- _Exercise brief_
From the listing below, pick out each line with the word "title".

- _Excerpted records_

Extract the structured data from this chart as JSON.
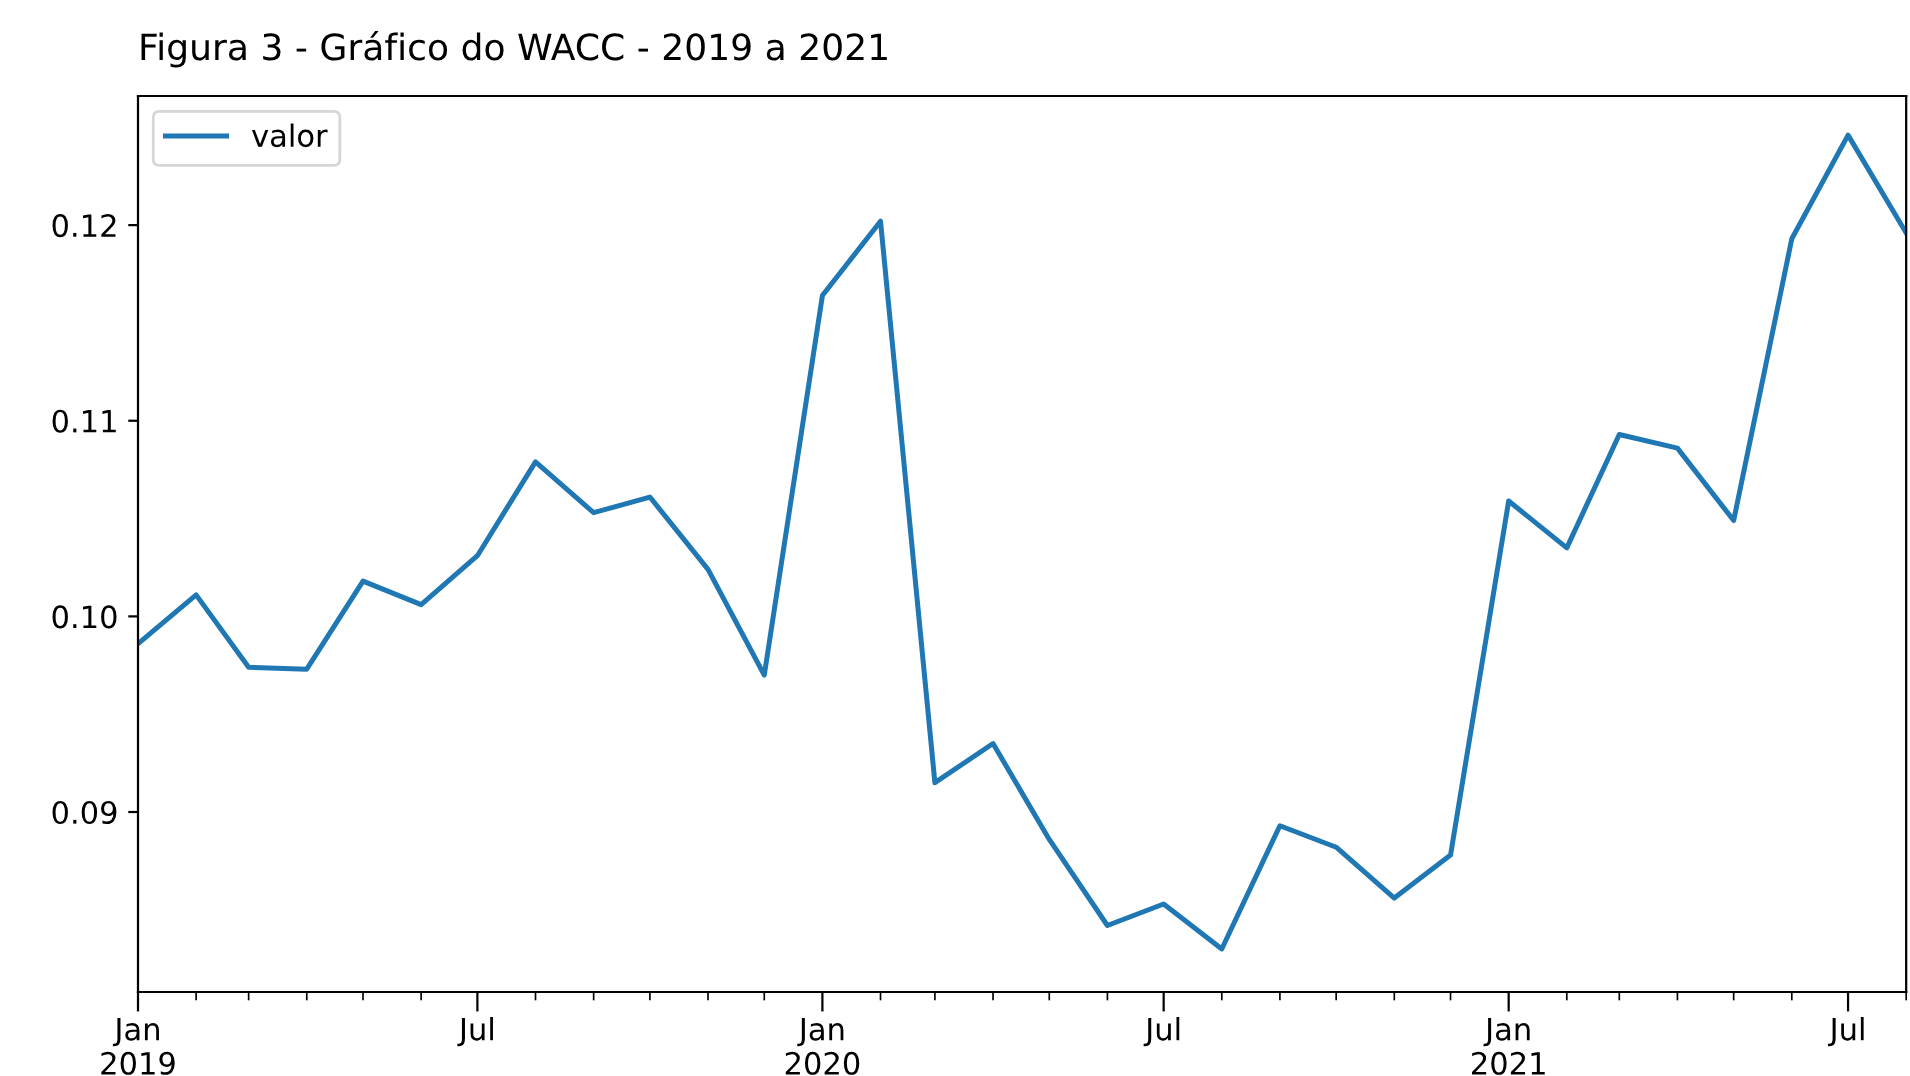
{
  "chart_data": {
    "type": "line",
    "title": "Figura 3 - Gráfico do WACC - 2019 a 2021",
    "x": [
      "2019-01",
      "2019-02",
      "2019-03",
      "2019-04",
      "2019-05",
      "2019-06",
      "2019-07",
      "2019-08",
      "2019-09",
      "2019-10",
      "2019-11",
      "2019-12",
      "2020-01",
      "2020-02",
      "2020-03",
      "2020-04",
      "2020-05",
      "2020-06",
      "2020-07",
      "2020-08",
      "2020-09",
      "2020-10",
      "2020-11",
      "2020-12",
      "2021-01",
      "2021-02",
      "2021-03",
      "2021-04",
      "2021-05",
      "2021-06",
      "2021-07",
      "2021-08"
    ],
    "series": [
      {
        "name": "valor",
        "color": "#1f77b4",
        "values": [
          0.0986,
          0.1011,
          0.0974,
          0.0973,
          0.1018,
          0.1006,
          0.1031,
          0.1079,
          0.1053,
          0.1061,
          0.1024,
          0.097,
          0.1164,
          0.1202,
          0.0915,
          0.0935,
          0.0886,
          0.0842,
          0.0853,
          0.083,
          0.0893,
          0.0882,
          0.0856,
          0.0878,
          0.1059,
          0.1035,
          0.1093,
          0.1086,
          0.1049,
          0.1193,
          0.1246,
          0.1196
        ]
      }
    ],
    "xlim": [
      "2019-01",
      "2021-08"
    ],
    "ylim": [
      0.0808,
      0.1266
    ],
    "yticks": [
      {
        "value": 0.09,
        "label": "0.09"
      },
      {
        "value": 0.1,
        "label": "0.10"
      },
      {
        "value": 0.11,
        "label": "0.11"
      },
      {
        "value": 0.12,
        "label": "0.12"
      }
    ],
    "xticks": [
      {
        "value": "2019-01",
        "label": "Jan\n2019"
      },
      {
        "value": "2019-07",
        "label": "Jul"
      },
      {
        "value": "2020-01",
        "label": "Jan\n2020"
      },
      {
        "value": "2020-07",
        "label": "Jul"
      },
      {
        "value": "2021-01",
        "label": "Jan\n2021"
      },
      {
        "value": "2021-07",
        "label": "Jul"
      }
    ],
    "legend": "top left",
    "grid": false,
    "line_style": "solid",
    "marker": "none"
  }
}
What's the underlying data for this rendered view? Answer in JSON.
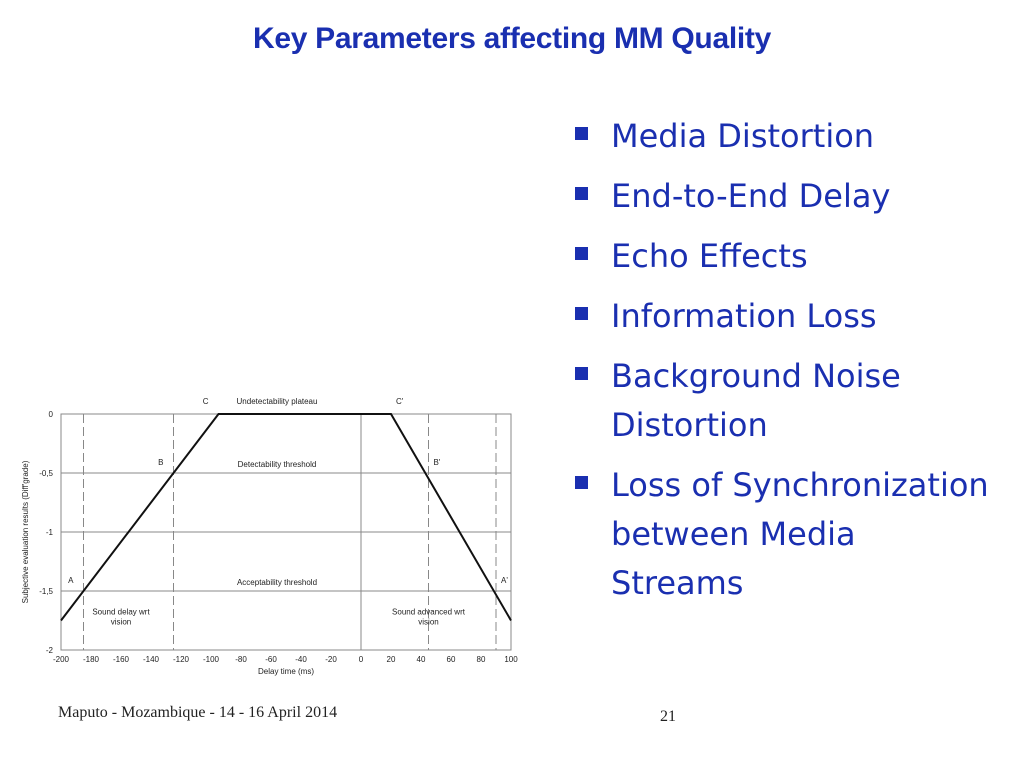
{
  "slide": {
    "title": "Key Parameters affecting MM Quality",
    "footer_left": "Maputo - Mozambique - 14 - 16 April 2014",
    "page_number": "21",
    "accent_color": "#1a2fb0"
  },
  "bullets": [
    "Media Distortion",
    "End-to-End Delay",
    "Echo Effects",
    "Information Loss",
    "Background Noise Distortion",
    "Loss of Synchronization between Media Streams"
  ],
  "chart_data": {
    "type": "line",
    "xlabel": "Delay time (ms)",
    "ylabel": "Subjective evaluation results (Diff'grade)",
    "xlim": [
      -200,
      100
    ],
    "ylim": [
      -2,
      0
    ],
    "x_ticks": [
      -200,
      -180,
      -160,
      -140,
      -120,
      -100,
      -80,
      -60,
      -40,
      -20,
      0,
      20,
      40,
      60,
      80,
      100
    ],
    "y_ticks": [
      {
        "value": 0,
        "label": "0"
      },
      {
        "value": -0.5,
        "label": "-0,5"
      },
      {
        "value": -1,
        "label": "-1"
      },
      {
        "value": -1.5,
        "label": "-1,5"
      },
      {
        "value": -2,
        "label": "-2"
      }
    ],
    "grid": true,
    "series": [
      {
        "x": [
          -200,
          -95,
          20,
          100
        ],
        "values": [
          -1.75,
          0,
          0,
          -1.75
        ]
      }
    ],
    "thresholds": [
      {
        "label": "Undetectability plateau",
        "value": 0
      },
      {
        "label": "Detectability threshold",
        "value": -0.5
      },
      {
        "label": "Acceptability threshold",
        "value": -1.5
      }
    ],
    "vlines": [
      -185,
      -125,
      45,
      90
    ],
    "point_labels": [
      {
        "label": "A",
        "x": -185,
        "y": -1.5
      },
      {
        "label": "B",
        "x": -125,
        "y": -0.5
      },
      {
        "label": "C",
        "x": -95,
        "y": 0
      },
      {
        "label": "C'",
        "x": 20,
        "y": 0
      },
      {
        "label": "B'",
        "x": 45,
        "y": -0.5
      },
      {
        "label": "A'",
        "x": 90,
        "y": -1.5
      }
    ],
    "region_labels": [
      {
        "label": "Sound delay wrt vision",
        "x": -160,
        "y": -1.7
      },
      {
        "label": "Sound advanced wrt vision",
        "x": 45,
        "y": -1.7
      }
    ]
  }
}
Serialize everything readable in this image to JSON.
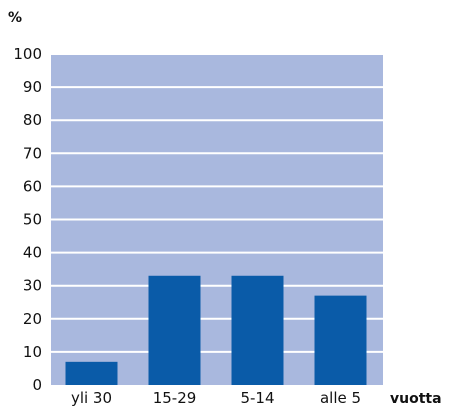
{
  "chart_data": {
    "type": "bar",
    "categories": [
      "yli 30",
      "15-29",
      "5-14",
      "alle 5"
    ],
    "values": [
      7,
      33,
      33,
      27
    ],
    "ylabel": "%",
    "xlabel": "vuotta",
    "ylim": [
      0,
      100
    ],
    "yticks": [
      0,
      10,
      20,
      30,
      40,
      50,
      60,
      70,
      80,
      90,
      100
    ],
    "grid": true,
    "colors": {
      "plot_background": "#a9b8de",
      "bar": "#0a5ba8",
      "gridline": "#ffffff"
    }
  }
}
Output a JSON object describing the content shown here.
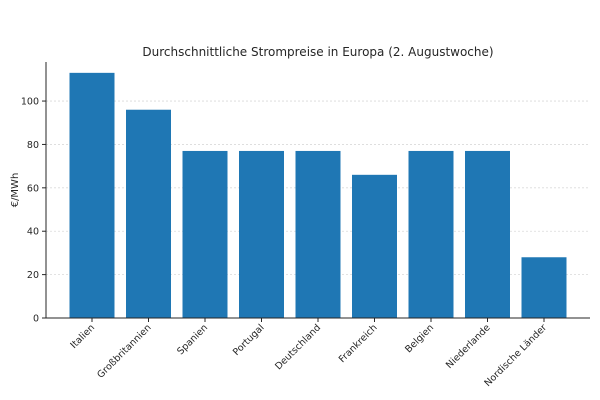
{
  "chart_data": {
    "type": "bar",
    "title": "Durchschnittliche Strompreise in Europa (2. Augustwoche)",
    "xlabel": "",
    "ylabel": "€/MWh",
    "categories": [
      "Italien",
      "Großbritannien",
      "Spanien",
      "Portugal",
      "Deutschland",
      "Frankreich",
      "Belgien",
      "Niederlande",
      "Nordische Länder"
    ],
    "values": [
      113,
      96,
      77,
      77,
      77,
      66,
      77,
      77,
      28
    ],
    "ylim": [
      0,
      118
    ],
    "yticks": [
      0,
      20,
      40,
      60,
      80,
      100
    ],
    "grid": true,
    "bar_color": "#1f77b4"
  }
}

- _Solution to this problem_
    "title": "Figura 3 - Gráfico do WACC - 2019 a 2021",
    "title": "Key Parameters affecting MM Quality",
    "title": "Durchschnittliche Strompreise in Europa (2. Augustwoche)",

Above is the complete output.